* _EXERCISE AIM_: Transcribe every entry word for word, leaving out all images.

[Data records]
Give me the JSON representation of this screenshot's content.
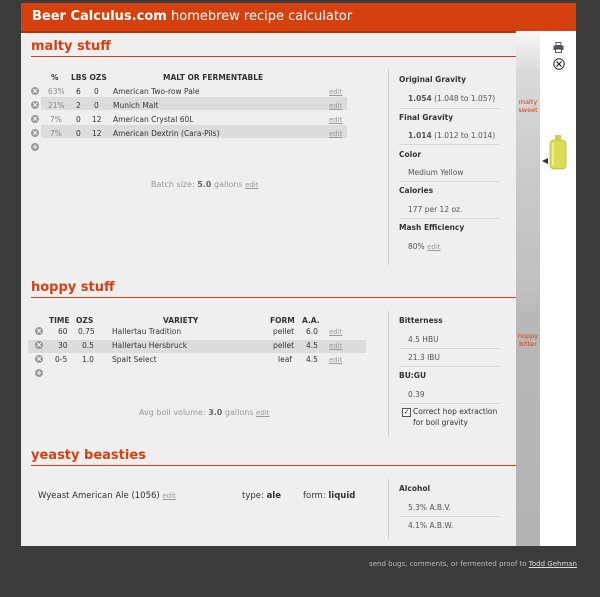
{
  "header": {
    "brand": "Beer Calculus.com",
    "tagline": "homebrew recipe calculator"
  },
  "malt": {
    "title": "malty stuff",
    "columns": {
      "pct": "%",
      "lbs_ozs": "LBS OZS",
      "name": "MALT OR FERMENTABLE"
    },
    "rows": [
      {
        "pct": "63%",
        "lbs": "6",
        "ozs": "0",
        "name": "American Two-row Pale",
        "edit": "edit"
      },
      {
        "pct": "21%",
        "lbs": "2",
        "ozs": "0",
        "name": "Munich Malt",
        "edit": "edit"
      },
      {
        "pct": "7%",
        "lbs": "0",
        "ozs": "12",
        "name": "American Crystal 60L",
        "edit": "edit"
      },
      {
        "pct": "7%",
        "lbs": "0",
        "ozs": "12",
        "name": "American Dextrin (Cara-Pils)",
        "edit": "edit"
      }
    ],
    "batch_label": "Batch size:",
    "batch_value": "5.0",
    "batch_unit": "gallons",
    "batch_edit": "edit"
  },
  "malt_panel": {
    "og_label": "Original Gravity",
    "og_value": "1.054",
    "og_range": "(1.048 to 1.057)",
    "fg_label": "Final Gravity",
    "fg_value": "1.014",
    "fg_range": "(1.012 to 1.014)",
    "color_label": "Color",
    "color_value": "Medium Yellow",
    "cal_label": "Calories",
    "cal_value": "177 per 12 oz.",
    "mash_label": "Mash Efficiency",
    "mash_value": "80%",
    "mash_edit": "edit"
  },
  "hops": {
    "title": "hoppy stuff",
    "columns": {
      "time": "TIME",
      "ozs": "OZS",
      "variety": "VARIETY",
      "form": "FORM",
      "aa": "A.A."
    },
    "rows": [
      {
        "time": "60",
        "ozs": "0.75",
        "variety": "Hallertau Tradition",
        "form": "pellet",
        "aa": "6.0",
        "edit": "edit"
      },
      {
        "time": "30",
        "ozs": "0.5",
        "variety": "Hallertau Hersbruck",
        "form": "pellet",
        "aa": "4.5",
        "edit": "edit"
      },
      {
        "time": "0-5",
        "ozs": "1.0",
        "variety": "Spalt Select",
        "form": "leaf",
        "aa": "4.5",
        "edit": "edit"
      }
    ],
    "boil_label": "Avg boil volume:",
    "boil_value": "3.0",
    "boil_unit": "gallons",
    "boil_edit": "edit"
  },
  "hops_panel": {
    "bitterness_label": "Bitterness",
    "hbu": "4.5 HBU",
    "ibu": "21.3 IBU",
    "bugu_label": "BU:GU",
    "bugu_value": "0.39",
    "correct_label_1": "Correct hop extraction",
    "correct_label_2": "for boil gravity",
    "correct_checked": true
  },
  "yeast": {
    "title": "yeasty beasties",
    "name": "Wyeast American Ale (1056)",
    "edit": "edit",
    "type_label": "type:",
    "type_value": "ale",
    "form_label": "form:",
    "form_value": "liquid"
  },
  "yeast_panel": {
    "alcohol_label": "Alcohol",
    "abv": "5.3% A.B.V.",
    "abw": "4.1% A.B.W."
  },
  "scale": {
    "malty_line1": "malty",
    "malty_line2": "sweet",
    "hoppy_line1": "hoppy",
    "hoppy_line2": "bitter"
  },
  "sidebar": {
    "print_icon": "print-icon",
    "close_icon": "close-icon",
    "glass_icon": "beer-glass-icon",
    "glass_color": "#d9dc55"
  },
  "colors": {
    "accent": "#d6400e",
    "page_bg": "#3b3b3b",
    "app_bg": "#efefef"
  },
  "footer": {
    "text": "send bugs, comments, or fermented proof to",
    "link": "Todd Gehman"
  }
}
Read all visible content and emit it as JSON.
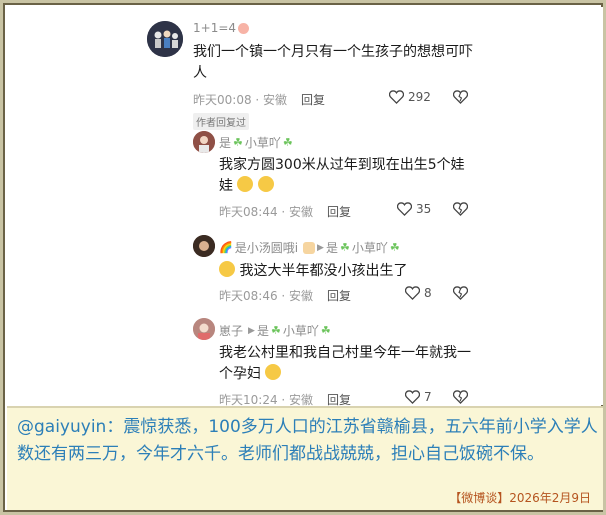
{
  "comments": [
    {
      "author": "1+1=4",
      "text": "我们一个镇一个月只有一个生孩子的想想可吓人",
      "time_loc": "昨天00:08 · 安徽",
      "reply_label": "回复",
      "likes": "292",
      "author_tag": "作者回复过"
    },
    {
      "author": "是",
      "author_suffix": "小草吖",
      "text": "我家方圆300米从过年到现在出生5个娃娃",
      "time_loc": "昨天08:44 · 安徽",
      "reply_label": "回复",
      "likes": "35"
    },
    {
      "author": "是小汤圆哦i",
      "reply_to": "是",
      "reply_to_suffix": "小草吖",
      "text": "我这大半年都没小孩出生了",
      "time_loc": "昨天08:46 · 安徽",
      "reply_label": "回复",
      "likes": "8"
    },
    {
      "author": "崽子",
      "reply_to": "是",
      "reply_to_suffix": "小草吖",
      "text": "我老公村里和我自己村里今年一年就我一个孕妇",
      "time_loc": "昨天10:24 · 安徽",
      "reply_label": "回复",
      "likes": "7"
    }
  ],
  "caption": {
    "text": "@gaiyuyin：震惊获悉，100多万人口的江苏省赣榆县，五六年前小学入学人数还有两三万，今年才六千。老师们都战战兢兢，担心自己饭碗不保。",
    "source": "【微博谈】2026年2月9日"
  },
  "icons": {
    "like": "heart-icon",
    "dislike": "broken-heart-icon",
    "reply_arrow": "triangle-right-icon",
    "clover": "four-leaf-clover-icon"
  },
  "colors": {
    "caption_text": "#2c7fb8",
    "caption_bg": "#faf6d6",
    "source_text": "#b5541f"
  }
}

* _RESULT OF THIS TASK_:
Give me the JSON representation of this screenshot's content.
{
  "header": {
    "brand": "Beer Calculus.com",
    "tagline": "homebrew recipe calculator"
  },
  "malt": {
    "title": "malty stuff",
    "columns": {
      "pct": "%",
      "lbs_ozs": "LBS OZS",
      "name": "MALT OR FERMENTABLE"
    },
    "rows": [
      {
        "pct": "63%",
        "lbs": "6",
        "ozs": "0",
        "name": "American Two-row Pale",
        "edit": "edit"
      },
      {
        "pct": "21%",
        "lbs": "2",
        "ozs": "0",
        "name": "Munich Malt",
        "edit": "edit"
      },
      {
        "pct": "7%",
        "lbs": "0",
        "ozs": "12",
        "name": "American Crystal 60L",
        "edit": "edit"
      },
      {
        "pct": "7%",
        "lbs": "0",
        "ozs": "12",
        "name": "American Dextrin (Cara-Pils)",
        "edit": "edit"
      }
    ],
    "batch_label": "Batch size:",
    "batch_value": "5.0",
    "batch_unit": "gallons",
    "batch_edit": "edit"
  },
  "malt_panel": {
    "og_label": "Original Gravity",
    "og_value": "1.054",
    "og_range": "(1.048 to 1.057)",
    "fg_label": "Final Gravity",
    "fg_value": "1.014",
    "fg_range": "(1.012 to 1.014)",
    "color_label": "Color",
    "color_value": "Medium Yellow",
    "cal_label": "Calories",
    "cal_value": "177 per 12 oz.",
    "mash_label": "Mash Efficiency",
    "mash_value": "80%",
    "mash_edit": "edit"
  },
  "hops": {
    "title": "hoppy stuff",
    "columns": {
      "time": "TIME",
      "ozs": "OZS",
      "variety": "VARIETY",
      "form": "FORM",
      "aa": "A.A."
    },
    "rows": [
      {
        "time": "60",
        "ozs": "0.75",
        "variety": "Hallertau Tradition",
        "form": "pellet",
        "aa": "6.0",
        "edit": "edit"
      },
      {
        "time": "30",
        "ozs": "0.5",
        "variety": "Hallertau Hersbruck",
        "form": "pellet",
        "aa": "4.5",
        "edit": "edit"
      },
      {
        "time": "0-5",
        "ozs": "1.0",
        "variety": "Spalt Select",
        "form": "leaf",
        "aa": "4.5",
        "edit": "edit"
      }
    ],
    "boil_label": "Avg boil volume:",
    "boil_value": "3.0",
    "boil_unit": "gallons",
    "boil_edit": "edit"
  },
  "hops_panel": {
    "bitterness_label": "Bitterness",
    "hbu": "4.5 HBU",
    "ibu": "21.3 IBU",
    "bugu_label": "BU:GU",
    "bugu_value": "0.39",
    "correct_label_1": "Correct hop extraction",
    "correct_label_2": "for boil gravity",
    "correct_checked": true
  },
  "yeast": {
    "title": "yeasty beasties",
    "name": "Wyeast American Ale (1056)",
    "edit": "edit",
    "type_label": "type:",
    "type_value": "ale",
    "form_label": "form:",
    "form_value": "liquid"
  },
  "yeast_panel": {
    "alcohol_label": "Alcohol",
    "abv": "5.3% A.B.V.",
    "abw": "4.1% A.B.W."
  },
  "scale": {
    "malty_line1": "malty",
    "malty_line2": "sweet",
    "hoppy_line1": "hoppy",
    "hoppy_line2": "bitter"
  },
  "sidebar": {
    "print_icon": "print-icon",
    "close_icon": "close-icon",
    "glass_icon": "beer-glass-icon",
    "glass_color": "#d9dc55"
  },
  "colors": {
    "accent": "#d6400e",
    "page_bg": "#3b3b3b",
    "app_bg": "#efefef"
  },
  "footer": {
    "text": "send bugs, comments, or fermented proof to",
    "link": "Todd Gehman"
  }
}
Read all visible content and emit it as JSON.
{
  "comments": [
    {
      "author": "1+1=4",
      "text": "我们一个镇一个月只有一个生孩子的想想可吓人",
      "time_loc": "昨天00:08 · 安徽",
      "reply_label": "回复",
      "likes": "292",
      "author_tag": "作者回复过"
    },
    {
      "author": "是",
      "author_suffix": "小草吖",
      "text": "我家方圆300米从过年到现在出生5个娃娃",
      "time_loc": "昨天08:44 · 安徽",
      "reply_label": "回复",
      "likes": "35"
    },
    {
      "author": "是小汤圆哦i",
      "reply_to": "是",
      "reply_to_suffix": "小草吖",
      "text": "我这大半年都没小孩出生了",
      "time_loc": "昨天08:46 · 安徽",
      "reply_label": "回复",
      "likes": "8"
    },
    {
      "author": "崽子",
      "reply_to": "是",
      "reply_to_suffix": "小草吖",
      "text": "我老公村里和我自己村里今年一年就我一个孕妇",
      "time_loc": "昨天10:24 · 安徽",
      "reply_label": "回复",
      "likes": "7"
    }
  ],
  "caption": {
    "text": "@gaiyuyin：震惊获悉，100多万人口的江苏省赣榆县，五六年前小学入学人数还有两三万，今年才六千。老师们都战战兢兢，担心自己饭碗不保。",
    "source": "【微博谈】2026年2月9日"
  },
  "icons": {
    "like": "heart-icon",
    "dislike": "broken-heart-icon",
    "reply_arrow": "triangle-right-icon",
    "clover": "four-leaf-clover-icon"
  },
  "colors": {
    "caption_text": "#2c7fb8",
    "caption_bg": "#faf6d6",
    "source_text": "#b5541f"
  }
}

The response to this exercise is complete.